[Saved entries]

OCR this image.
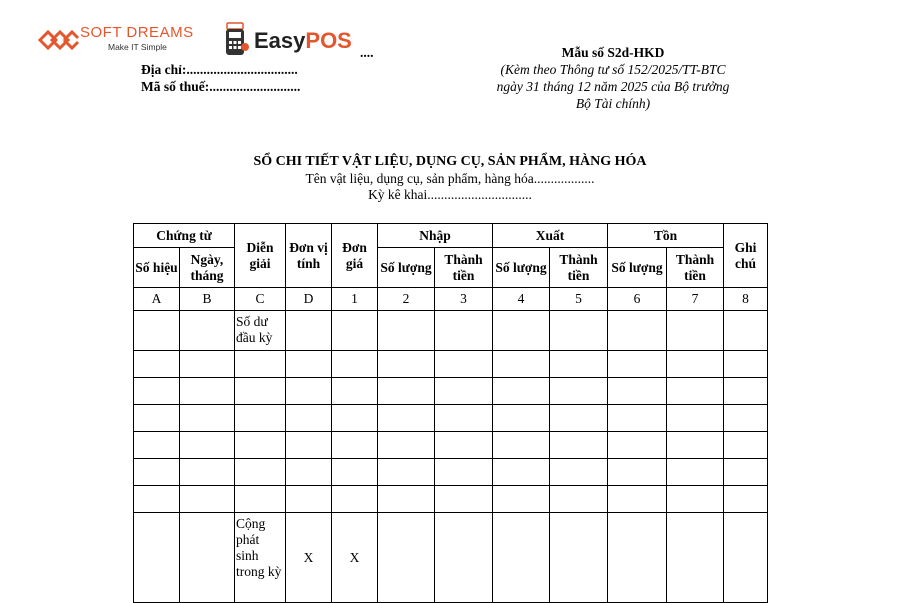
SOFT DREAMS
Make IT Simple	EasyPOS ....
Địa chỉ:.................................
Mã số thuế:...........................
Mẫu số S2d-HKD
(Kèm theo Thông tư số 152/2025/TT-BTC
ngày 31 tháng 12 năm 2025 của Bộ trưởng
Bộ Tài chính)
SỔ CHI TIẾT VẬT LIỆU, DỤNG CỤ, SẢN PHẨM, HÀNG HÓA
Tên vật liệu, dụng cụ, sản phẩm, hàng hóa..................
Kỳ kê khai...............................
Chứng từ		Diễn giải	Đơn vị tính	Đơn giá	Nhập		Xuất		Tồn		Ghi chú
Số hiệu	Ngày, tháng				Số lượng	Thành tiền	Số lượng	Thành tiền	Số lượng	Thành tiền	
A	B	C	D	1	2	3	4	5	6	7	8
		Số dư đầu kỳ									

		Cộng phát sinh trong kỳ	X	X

▶ Directions for this task
Every entry must be written out exactly, with all pictures left out.

▶ Solution for this problem
OCR this image.
SOFT DREAMS
Make IT Simple	EasyPOS ....
Địa chỉ:.................................
Mã số thuế:...........................
Mẫu số S2d-HKD
(Kèm theo Thông tư số 152/2025/TT-BTC
ngày 31 tháng 12 năm 2025 của Bộ trưởng
Bộ Tài chính)
SỔ CHI TIẾT VẬT LIỆU, DỤNG CỤ, SẢN PHẨM, HÀNG HÓA
Tên vật liệu, dụng cụ, sản phẩm, hàng hóa..................
Kỳ kê khai...............................
Chứng từ		Diễn giải	Đơn vị tính	Đơn giá	Nhập		Xuất		Tồn		Ghi chú
Số hiệu	Ngày, tháng				Số lượng	Thành tiền	Số lượng	Thành tiền	Số lượng	Thành tiền	
A	B	C	D	1	2	3	4	5	6	7	8
		Số dư đầu kỳ									

		Cộng phát sinh trong kỳ	X	X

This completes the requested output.